Prosigue el fragmento sobre la casa del hombre a partir de su última oración, manteniendo el mismo tono.

● **Fragmento citado**:
□ □ □ □ □

*Este texto fue publicado originalmente en Apuntes para la historia de la vivienda obrera en México, una antología de textos editada por el Instituto del Fondo Nacional de la Vivienda para los Trabajadores en el año de 1992. Esta obra puede consultarse en la dirección electrónica:
1
Todas las casas semejantes en lo que hace a las formas compartidas, al material a mano para erigir las paredes y techos, al empeño consciente de contener el viento o la lluvia o la intemperie de lo que vibra afuera, amenazante.
Uno
Desde que el hombre es hombre, el hombre buscó su casa. La construyó, más bien.
Tal vez primero se refugió en las cuevas que lo quitaban de la lluvia y del viento, que lo guardaban del enemigo y le ponían ambiente para sentarse alrededor del fuego, y comer y dormir y conversar y amar sin contratiempos.
Tal vez se refugió en los árboles, y extendió entre las ramas de esos árboles su techo.
Inventó las paredes, el suelo para pisar sus huellas, las ventanas para ver el afuera, las puertas para el ir y venir del hogar al trabajo y otra vez al hogar.
Inventó la manera de reunirse, quizá bajo una carpa tensada sobre el campo. De mil maneras y con mil variantes imaginó, trazó su hueco de existencia y lo habitó de suyos.
En la historia del hombre, está muy al principio el invento sencillo e increíble de la casa del hombre.
Edificio primario. Testimonio de su arte y su conciencia. Lugar de estar y ser. Espacio limitado y preciso. Personal. Familiar.
Indivisiblemente propio.
En las casas del hombre ha nacido la historia.

□ □ □ □ □

● **Material proporcionado**:
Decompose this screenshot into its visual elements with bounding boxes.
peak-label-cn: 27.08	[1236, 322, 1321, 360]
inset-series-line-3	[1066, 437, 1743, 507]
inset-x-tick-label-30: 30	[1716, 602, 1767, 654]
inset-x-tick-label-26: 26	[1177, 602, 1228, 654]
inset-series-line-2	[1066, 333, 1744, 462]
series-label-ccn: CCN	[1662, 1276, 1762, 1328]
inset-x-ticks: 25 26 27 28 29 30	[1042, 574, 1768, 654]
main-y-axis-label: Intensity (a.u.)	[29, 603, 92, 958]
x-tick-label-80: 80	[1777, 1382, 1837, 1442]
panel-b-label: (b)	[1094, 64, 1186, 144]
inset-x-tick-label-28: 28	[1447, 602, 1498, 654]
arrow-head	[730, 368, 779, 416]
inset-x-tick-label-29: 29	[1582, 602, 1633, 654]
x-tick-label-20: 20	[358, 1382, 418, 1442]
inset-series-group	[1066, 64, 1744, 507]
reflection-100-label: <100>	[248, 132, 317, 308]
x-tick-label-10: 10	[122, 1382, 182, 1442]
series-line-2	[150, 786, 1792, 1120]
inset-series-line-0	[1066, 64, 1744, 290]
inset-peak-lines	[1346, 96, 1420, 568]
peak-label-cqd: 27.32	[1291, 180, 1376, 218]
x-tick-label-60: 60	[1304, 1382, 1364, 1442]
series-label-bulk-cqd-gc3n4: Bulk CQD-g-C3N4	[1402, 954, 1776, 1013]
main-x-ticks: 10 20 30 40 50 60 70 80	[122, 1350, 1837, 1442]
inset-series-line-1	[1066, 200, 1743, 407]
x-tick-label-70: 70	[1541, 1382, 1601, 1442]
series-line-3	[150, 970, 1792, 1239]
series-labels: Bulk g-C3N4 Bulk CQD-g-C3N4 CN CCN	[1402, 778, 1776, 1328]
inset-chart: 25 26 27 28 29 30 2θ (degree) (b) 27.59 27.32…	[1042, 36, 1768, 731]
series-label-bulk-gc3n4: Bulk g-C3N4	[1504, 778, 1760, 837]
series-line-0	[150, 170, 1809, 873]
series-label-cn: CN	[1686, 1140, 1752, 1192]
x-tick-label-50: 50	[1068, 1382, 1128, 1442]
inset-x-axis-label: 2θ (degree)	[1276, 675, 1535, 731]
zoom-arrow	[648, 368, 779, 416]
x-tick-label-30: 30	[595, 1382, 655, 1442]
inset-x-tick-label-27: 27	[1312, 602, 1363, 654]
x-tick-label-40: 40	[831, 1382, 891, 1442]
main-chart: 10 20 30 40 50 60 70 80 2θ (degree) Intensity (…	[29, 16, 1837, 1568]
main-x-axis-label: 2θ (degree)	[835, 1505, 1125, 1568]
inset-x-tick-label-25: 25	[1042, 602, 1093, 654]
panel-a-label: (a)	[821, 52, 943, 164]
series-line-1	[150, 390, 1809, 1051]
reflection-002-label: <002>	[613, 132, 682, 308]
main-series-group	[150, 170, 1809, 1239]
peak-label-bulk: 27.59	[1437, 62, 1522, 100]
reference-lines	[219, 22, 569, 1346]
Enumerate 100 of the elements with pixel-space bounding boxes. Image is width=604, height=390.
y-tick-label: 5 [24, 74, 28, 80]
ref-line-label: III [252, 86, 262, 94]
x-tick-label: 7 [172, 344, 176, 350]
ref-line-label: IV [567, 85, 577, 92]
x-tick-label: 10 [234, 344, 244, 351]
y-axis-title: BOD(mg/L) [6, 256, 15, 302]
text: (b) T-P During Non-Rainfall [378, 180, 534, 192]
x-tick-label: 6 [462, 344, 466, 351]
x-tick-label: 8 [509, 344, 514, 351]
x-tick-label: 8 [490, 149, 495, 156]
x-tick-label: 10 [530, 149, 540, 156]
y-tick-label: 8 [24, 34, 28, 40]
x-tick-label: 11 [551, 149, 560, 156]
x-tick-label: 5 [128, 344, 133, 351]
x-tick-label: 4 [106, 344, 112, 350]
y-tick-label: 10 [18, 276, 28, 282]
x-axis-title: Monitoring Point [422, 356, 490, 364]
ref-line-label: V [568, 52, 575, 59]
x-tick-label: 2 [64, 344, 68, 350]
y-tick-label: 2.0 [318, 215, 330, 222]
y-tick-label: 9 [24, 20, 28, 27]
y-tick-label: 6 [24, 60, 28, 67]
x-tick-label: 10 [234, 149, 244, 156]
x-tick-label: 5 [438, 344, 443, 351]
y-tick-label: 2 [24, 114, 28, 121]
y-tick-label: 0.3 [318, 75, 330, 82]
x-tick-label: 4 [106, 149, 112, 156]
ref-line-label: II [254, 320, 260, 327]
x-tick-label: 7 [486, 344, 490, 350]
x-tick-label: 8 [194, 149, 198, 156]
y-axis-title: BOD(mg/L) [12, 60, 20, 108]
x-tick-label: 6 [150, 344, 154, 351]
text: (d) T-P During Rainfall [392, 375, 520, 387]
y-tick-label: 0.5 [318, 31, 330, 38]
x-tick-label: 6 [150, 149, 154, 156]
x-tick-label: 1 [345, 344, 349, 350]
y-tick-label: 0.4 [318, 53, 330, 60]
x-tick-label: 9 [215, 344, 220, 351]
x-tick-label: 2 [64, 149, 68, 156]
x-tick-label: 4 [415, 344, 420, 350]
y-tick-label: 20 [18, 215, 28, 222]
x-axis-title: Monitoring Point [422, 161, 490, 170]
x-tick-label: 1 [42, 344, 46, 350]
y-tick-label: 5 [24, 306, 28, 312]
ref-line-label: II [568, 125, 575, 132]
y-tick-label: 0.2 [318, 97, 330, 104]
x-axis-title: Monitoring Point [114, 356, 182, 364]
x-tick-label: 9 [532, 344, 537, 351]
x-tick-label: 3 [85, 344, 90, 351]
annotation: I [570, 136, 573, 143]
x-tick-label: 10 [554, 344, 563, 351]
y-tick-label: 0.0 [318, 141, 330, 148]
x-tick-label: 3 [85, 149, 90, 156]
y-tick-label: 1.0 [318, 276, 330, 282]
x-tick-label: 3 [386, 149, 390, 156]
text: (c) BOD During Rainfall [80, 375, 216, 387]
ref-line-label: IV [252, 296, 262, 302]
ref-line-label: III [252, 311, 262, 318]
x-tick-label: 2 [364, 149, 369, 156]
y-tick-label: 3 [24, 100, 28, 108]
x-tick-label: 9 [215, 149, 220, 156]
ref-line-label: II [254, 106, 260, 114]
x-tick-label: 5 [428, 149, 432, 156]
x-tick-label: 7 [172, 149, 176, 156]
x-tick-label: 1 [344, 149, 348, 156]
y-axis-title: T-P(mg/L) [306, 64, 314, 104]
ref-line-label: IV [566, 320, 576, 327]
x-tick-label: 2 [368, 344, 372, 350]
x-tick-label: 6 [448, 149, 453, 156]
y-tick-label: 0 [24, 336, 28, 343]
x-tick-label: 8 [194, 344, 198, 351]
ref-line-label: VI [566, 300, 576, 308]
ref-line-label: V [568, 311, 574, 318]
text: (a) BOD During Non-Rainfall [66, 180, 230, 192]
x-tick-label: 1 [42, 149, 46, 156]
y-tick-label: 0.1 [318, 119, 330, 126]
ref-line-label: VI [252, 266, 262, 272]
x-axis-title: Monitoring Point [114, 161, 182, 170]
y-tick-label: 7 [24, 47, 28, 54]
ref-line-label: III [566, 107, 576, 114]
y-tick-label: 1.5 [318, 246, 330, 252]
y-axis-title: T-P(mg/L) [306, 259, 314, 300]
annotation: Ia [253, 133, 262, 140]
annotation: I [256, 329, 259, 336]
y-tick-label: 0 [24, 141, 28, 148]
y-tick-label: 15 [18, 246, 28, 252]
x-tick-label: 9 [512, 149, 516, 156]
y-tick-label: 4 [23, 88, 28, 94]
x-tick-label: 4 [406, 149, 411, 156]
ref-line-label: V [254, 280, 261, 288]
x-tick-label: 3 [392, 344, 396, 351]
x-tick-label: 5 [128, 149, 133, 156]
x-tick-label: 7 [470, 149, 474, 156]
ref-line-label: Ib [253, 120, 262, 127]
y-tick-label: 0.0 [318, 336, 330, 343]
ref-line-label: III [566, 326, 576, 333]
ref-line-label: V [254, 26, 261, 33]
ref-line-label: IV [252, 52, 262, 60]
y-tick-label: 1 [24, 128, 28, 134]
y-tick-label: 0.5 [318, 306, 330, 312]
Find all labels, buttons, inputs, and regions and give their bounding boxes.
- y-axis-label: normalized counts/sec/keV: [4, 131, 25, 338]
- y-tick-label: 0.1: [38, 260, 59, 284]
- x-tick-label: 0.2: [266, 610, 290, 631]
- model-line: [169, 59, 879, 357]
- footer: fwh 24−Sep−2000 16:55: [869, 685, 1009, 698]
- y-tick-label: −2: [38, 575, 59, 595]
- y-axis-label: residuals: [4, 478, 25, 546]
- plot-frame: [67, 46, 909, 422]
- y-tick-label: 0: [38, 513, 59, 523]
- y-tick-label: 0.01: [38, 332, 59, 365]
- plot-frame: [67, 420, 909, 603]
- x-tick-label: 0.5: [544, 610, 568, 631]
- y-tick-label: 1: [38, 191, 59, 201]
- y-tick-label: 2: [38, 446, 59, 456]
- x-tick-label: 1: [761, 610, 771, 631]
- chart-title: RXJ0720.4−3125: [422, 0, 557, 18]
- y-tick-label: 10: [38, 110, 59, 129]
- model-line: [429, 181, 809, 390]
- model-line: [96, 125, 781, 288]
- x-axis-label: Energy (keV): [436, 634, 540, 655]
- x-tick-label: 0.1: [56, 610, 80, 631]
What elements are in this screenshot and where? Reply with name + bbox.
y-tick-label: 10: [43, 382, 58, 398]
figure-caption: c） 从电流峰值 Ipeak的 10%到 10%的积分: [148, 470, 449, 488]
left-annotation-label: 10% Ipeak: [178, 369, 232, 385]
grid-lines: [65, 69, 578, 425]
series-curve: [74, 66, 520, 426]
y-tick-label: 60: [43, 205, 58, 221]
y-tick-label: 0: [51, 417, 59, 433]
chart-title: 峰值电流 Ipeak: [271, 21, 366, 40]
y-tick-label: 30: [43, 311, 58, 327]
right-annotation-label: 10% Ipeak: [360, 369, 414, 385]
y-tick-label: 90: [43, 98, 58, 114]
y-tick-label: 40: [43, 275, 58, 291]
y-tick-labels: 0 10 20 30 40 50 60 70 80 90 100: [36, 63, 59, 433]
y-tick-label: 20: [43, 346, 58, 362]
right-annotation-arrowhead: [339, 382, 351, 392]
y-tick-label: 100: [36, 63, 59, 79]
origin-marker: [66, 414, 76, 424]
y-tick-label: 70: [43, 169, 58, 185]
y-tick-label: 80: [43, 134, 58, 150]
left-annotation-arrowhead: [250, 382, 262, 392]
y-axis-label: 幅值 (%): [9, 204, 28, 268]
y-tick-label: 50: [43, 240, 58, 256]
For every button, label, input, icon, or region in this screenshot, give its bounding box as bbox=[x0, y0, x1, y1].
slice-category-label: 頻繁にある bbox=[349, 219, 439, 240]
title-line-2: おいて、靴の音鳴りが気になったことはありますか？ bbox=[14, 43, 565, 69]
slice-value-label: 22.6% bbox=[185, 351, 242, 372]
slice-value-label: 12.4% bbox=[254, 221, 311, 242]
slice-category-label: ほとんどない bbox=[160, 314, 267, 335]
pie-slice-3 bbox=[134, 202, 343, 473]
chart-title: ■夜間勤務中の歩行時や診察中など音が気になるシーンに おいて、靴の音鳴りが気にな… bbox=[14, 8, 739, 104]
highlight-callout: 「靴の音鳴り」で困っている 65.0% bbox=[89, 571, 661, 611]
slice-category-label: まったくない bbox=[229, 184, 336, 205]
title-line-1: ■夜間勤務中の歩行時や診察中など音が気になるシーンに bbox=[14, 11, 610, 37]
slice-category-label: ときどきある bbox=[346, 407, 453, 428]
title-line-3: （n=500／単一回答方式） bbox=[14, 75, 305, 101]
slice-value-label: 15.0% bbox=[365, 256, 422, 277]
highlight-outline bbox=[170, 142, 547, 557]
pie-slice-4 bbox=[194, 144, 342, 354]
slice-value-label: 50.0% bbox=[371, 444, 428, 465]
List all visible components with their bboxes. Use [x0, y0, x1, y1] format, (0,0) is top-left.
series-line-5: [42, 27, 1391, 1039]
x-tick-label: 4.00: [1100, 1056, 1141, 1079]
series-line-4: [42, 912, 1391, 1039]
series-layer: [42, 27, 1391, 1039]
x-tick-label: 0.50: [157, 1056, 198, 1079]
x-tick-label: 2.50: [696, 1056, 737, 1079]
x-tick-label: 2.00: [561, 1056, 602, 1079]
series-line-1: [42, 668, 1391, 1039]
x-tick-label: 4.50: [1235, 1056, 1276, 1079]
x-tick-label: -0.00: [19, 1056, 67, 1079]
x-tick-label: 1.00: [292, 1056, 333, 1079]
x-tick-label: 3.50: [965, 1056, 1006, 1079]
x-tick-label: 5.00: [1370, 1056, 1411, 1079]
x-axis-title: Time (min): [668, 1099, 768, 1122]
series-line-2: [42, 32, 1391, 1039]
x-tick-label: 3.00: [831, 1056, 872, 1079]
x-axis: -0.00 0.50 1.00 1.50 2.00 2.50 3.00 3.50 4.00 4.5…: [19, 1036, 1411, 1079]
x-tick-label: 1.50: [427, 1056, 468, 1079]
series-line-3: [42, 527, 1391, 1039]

□ □ □ □ □

● **Respuesta**:
Sin las casas no puede entenderse la pareja. En una casa, y como de una casa, surgió el tercero que completó a los dos; el cuarto o el quinto de los llamados vástagos que hicieron de ese pequeño grupo una familia.
Del grupo de familias se concibió la tribu: un pequeño país reunido en torno al congreso de hogares.
Se complicó el conjunto y brotaron las calles en la pequeña aldea: caminos para el tránsito vecino, puentes de unión entre uno y otro albergue familiar, siempre distinto según los diferentes grupos:
cada quien su manera, su estilo de vivir y de adornar el sitio donde surge la intimidad de una asamblea de iguales en la sangre.
Todas las casas semejantes en lo que hace a las formas compartidas, al material a mano para erigir las paredes y techos, al empeño consciente de contener el viento o la lluvia o la intemperie de lo que vibra afuera, amenazante. Unas veces el sol que fatiga en exceso, otras veces el frío, para algunos la nieve o el río desbordado, o la alimaña agria que atenta contra el ámbito del hombre.
La casa para estar, parecida o idéntica en la reunión de todas, pero especial y única en el interno modo de vivir.
En la reunión de casas, en el sentido que adquiere así, espontáneamente, una comunidad, se crea la aldea, la villa, el pueblo todo según nuestros códigos modernos que empiezan a llamar a un pueblo, pueblo, y a un pueblo grande, una ciudad.
Se forma la ciudad.
Aparece de pronto: cuando se abren los ojos y se observa el congreso reunido de edificios distintos:
para vivir o trabajar,
para reunirse y divertirse,
para rezar o administrar:
telaraña infinita,
cuadrícula perfecta en los trazos variados del hombre convertido en arquitecto.
Ya no se trata solo –en realidad no se ha tratado nunca– de proteger únicamente el sueño y la privacidad del grupo.
Se trata de eso y además del gusto de vivir en un área propicia para abrigar la vida.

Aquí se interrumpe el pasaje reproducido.